Work required: Write the records out again, keeping each line exactly as it is.

Extracted data:
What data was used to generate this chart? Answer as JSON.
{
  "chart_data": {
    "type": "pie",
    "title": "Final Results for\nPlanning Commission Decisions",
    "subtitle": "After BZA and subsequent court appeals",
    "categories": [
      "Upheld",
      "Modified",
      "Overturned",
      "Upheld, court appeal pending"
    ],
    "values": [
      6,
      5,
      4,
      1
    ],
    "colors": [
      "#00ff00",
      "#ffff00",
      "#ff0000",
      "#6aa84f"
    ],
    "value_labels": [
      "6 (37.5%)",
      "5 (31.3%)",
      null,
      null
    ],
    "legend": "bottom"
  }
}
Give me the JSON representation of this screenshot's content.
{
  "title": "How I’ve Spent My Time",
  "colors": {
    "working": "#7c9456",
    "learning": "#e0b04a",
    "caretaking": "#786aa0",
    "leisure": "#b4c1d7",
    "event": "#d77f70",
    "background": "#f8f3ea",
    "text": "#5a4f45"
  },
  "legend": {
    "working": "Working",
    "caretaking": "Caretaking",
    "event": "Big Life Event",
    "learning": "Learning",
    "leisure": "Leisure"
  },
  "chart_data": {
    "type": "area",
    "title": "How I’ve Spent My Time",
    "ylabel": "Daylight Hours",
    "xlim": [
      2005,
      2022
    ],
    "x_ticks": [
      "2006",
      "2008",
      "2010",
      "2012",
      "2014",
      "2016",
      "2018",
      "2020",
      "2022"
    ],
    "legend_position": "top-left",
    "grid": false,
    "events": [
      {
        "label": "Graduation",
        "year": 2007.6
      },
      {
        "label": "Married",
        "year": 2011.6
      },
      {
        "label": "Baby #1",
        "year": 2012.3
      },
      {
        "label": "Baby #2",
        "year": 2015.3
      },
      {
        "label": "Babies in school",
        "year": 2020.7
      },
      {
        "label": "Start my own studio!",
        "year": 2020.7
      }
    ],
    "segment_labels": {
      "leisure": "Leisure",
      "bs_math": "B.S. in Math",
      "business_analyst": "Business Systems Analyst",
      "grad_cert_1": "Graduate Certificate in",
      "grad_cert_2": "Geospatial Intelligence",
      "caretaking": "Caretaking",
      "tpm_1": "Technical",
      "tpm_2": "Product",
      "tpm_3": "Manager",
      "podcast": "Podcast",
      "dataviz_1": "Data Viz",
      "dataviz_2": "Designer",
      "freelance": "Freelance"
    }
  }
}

Task output:
What data was used to generate this chart? Answer as JSON.
{
  "chart_data": {
    "type": "pie",
    "title": "Final Results for\nPlanning Commission Decisions",
    "subtitle": "After BZA and subsequent court appeals",
    "categories": [
      "Upheld",
      "Modified",
      "Overturned",
      "Upheld, court appeal pending"
    ],
    "values": [
      6,
      5,
      4,
      1
    ],
    "colors": [
      "#00ff00",
      "#ffff00",
      "#ff0000",
      "#6aa84f"
    ],
    "value_labels": [
      "6 (37.5%)",
      "5 (31.3%)",
      null,
      null
    ],
    "legend": "bottom"
  }
}
Give me the JSON representation of this screenshot's content.
{
  "title": "How I’ve Spent My Time",
  "colors": {
    "working": "#7c9456",
    "learning": "#e0b04a",
    "caretaking": "#786aa0",
    "leisure": "#b4c1d7",
    "event": "#d77f70",
    "background": "#f8f3ea",
    "text": "#5a4f45"
  },
  "legend": {
    "working": "Working",
    "caretaking": "Caretaking",
    "event": "Big Life Event",
    "learning": "Learning",
    "leisure": "Leisure"
  },
  "chart_data": {
    "type": "area",
    "title": "How I’ve Spent My Time",
    "ylabel": "Daylight Hours",
    "xlim": [
      2005,
      2022
    ],
    "x_ticks": [
      "2006",
      "2008",
      "2010",
      "2012",
      "2014",
      "2016",
      "2018",
      "2020",
      "2022"
    ],
    "legend_position": "top-left",
    "grid": false,
    "events": [
      {
        "label": "Graduation",
        "year": 2007.6
      },
      {
        "label": "Married",
        "year": 2011.6
      },
      {
        "label": "Baby #1",
        "year": 2012.3
      },
      {
        "label": "Baby #2",
        "year": 2015.3
      },
      {
        "label": "Babies in school",
        "year": 2020.7
      },
      {
        "label": "Start my own studio!",
        "year": 2020.7
      }
    ],
    "segment_labels": {
      "leisure": "Leisure",
      "bs_math": "B.S. in Math",
      "business_analyst": "Business Systems Analyst",
      "grad_cert_1": "Graduate Certificate in",
      "grad_cert_2": "Geospatial Intelligence",
      "caretaking": "Caretaking",
      "tpm_1": "Technical",
      "tpm_2": "Product",
      "tpm_3": "Manager",
      "podcast": "Podcast",
      "dataviz_1": "Data Viz",
      "dataviz_2": "Designer",
      "freelance": "Freelance"
    }
  }
}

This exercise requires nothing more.